Give the records back in full, exactly as they read.

Start of Exercise inputs

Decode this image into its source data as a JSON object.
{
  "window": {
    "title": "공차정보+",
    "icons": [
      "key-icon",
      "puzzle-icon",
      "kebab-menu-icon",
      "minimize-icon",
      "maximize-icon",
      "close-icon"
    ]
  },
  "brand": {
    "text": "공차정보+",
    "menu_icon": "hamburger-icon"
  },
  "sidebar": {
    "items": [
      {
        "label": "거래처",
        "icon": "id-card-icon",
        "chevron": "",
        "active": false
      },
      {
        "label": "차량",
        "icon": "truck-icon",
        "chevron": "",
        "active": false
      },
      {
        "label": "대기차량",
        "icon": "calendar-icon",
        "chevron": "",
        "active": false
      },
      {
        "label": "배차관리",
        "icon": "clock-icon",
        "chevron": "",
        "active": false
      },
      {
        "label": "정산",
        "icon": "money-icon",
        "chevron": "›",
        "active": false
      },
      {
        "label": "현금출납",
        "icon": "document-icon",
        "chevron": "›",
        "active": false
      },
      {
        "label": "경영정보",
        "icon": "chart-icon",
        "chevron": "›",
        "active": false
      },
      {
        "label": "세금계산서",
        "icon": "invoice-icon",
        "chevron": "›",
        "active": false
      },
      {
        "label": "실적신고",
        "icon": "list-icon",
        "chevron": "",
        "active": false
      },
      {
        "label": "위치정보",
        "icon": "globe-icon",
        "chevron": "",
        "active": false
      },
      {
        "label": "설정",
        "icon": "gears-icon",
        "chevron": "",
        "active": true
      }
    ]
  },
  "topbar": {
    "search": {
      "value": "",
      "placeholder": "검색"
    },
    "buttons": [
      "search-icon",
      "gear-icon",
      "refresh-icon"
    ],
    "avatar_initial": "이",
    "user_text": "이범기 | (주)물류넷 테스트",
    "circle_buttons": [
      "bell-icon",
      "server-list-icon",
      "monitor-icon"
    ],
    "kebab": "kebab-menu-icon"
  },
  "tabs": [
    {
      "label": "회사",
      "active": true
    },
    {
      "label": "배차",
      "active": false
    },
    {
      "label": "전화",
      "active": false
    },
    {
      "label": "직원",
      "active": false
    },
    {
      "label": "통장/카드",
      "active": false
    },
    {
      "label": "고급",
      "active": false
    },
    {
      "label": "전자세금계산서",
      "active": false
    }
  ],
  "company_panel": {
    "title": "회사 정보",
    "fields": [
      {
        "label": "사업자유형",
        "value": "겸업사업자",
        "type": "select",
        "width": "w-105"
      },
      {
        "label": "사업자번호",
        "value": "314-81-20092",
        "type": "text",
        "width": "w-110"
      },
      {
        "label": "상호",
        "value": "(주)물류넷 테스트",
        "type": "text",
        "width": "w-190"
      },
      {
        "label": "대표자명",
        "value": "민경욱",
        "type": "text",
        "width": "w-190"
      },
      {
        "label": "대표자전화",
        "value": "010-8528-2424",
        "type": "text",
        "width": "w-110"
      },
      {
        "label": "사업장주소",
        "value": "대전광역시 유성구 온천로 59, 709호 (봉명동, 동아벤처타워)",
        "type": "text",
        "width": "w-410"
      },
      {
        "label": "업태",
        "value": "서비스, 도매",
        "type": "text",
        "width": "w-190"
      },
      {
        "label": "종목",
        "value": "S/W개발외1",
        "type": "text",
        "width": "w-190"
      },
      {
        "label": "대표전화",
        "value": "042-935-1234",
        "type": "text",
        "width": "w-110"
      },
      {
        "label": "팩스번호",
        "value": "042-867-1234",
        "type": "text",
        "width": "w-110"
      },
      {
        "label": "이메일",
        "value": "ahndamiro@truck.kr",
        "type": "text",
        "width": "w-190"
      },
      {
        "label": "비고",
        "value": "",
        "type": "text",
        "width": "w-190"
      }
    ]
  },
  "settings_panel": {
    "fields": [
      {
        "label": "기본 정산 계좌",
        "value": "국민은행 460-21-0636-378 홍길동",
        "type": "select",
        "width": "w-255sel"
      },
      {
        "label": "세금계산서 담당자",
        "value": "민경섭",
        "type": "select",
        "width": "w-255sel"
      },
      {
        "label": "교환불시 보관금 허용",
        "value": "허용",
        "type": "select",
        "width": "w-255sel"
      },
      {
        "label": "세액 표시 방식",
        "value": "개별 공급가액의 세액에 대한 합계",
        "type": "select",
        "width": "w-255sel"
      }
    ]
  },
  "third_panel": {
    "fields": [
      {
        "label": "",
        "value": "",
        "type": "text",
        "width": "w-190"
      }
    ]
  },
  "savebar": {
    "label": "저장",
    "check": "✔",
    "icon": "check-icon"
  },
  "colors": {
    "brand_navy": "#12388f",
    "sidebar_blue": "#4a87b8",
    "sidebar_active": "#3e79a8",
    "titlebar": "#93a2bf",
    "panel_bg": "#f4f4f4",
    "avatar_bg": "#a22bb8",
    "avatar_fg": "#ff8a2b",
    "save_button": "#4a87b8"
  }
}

End of Exercise inputs

→ Problem solution
Decode this image into its source data as a JSON object.
{
  "window": {
    "title": "공차정보+",
    "icons": [
      "key-icon",
      "puzzle-icon",
      "kebab-menu-icon",
      "minimize-icon",
      "maximize-icon",
      "close-icon"
    ]
  },
  "brand": {
    "text": "공차정보+",
    "menu_icon": "hamburger-icon"
  },
  "sidebar": {
    "items": [
      {
        "label": "거래처",
        "icon": "id-card-icon",
        "chevron": "",
        "active": false
      },
      {
        "label": "차량",
        "icon": "truck-icon",
        "chevron": "",
        "active": false
      },
      {
        "label": "대기차량",
        "icon": "calendar-icon",
        "chevron": "",
        "active": false
      },
      {
        "label": "배차관리",
        "icon": "clock-icon",
        "chevron": "",
        "active": false
      },
      {
        "label": "정산",
        "icon": "money-icon",
        "chevron": "›",
        "active": false
      },
      {
        "label": "현금출납",
        "icon": "document-icon",
        "chevron": "›",
        "active": false
      },
      {
        "label": "경영정보",
        "icon": "chart-icon",
        "chevron": "›",
        "active": false
      },
      {
        "label": "세금계산서",
        "icon": "invoice-icon",
        "chevron": "›",
        "active": false
      },
      {
        "label": "실적신고",
        "icon": "list-icon",
        "chevron": "",
        "active": false
      },
      {
        "label": "위치정보",
        "icon": "globe-icon",
        "chevron": "",
        "active": false
      },
      {
        "label": "설정",
        "icon": "gears-icon",
        "chevron": "",
        "active": true
      }
    ]
  },
  "topbar": {
    "search": {
      "value": "",
      "placeholder": "검색"
    },
    "buttons": [
      "search-icon",
      "gear-icon",
      "refresh-icon"
    ],
    "avatar_initial": "이",
    "user_text": "이범기 | (주)물류넷 테스트",
    "circle_buttons": [
      "bell-icon",
      "server-list-icon",
      "monitor-icon"
    ],
    "kebab": "kebab-menu-icon"
  },
  "tabs": [
    {
      "label": "회사",
      "active": true
    },
    {
      "label": "배차",
      "active": false
    },
    {
      "label": "전화",
      "active": false
    },
    {
      "label": "직원",
      "active": false
    },
    {
      "label": "통장/카드",
      "active": false
    },
    {
      "label": "고급",
      "active": false
    },
    {
      "label": "전자세금계산서",
      "active": false
    }
  ],
  "company_panel": {
    "title": "회사 정보",
    "fields": [
      {
        "label": "사업자유형",
        "value": "겸업사업자",
        "type": "select",
        "width": "w-105"
      },
      {
        "label": "사업자번호",
        "value": "314-81-20092",
        "type": "text",
        "width": "w-110"
      },
      {
        "label": "상호",
        "value": "(주)물류넷 테스트",
        "type": "text",
        "width": "w-190"
      },
      {
        "label": "대표자명",
        "value": "민경욱",
        "type": "text",
        "width": "w-190"
      },
      {
        "label": "대표자전화",
        "value": "010-8528-2424",
        "type": "text",
        "width": "w-110"
      },
      {
        "label": "사업장주소",
        "value": "대전광역시 유성구 온천로 59, 709호 (봉명동, 동아벤처타워)",
        "type": "text",
        "width": "w-410"
      },
      {
        "label": "업태",
        "value": "서비스, 도매",
        "type": "text",
        "width": "w-190"
      },
      {
        "label": "종목",
        "value": "S/W개발외1",
        "type": "text",
        "width": "w-190"
      },
      {
        "label": "대표전화",
        "value": "042-935-1234",
        "type": "text",
        "width": "w-110"
      },
      {
        "label": "팩스번호",
        "value": "042-867-1234",
        "type": "text",
        "width": "w-110"
      },
      {
        "label": "이메일",
        "value": "ahndamiro@truck.kr",
        "type": "text",
        "width": "w-190"
      },
      {
        "label": "비고",
        "value": "",
        "type": "text",
        "width": "w-190"
      }
    ]
  },
  "settings_panel": {
    "fields": [
      {
        "label": "기본 정산 계좌",
        "value": "국민은행 460-21-0636-378 홍길동",
        "type": "select",
        "width": "w-255sel"
      },
      {
        "label": "세금계산서 담당자",
        "value": "민경섭",
        "type": "select",
        "width": "w-255sel"
      },
      {
        "label": "교환불시 보관금 허용",
        "value": "허용",
        "type": "select",
        "width": "w-255sel"
      },
      {
        "label": "세액 표시 방식",
        "value": "개별 공급가액의 세액에 대한 합계",
        "type": "select",
        "width": "w-255sel"
      }
    ]
  },
  "third_panel": {
    "fields": [
      {
        "label": "",
        "value": "",
        "type": "text",
        "width": "w-190"
      }
    ]
  },
  "savebar": {
    "label": "저장",
    "check": "✔",
    "icon": "check-icon"
  },
  "colors": {
    "brand_navy": "#12388f",
    "sidebar_blue": "#4a87b8",
    "sidebar_active": "#3e79a8",
    "titlebar": "#93a2bf",
    "panel_bg": "#f4f4f4",
    "avatar_bg": "#a22bb8",
    "avatar_fg": "#ff8a2b",
    "save_button": "#4a87b8"
  }
}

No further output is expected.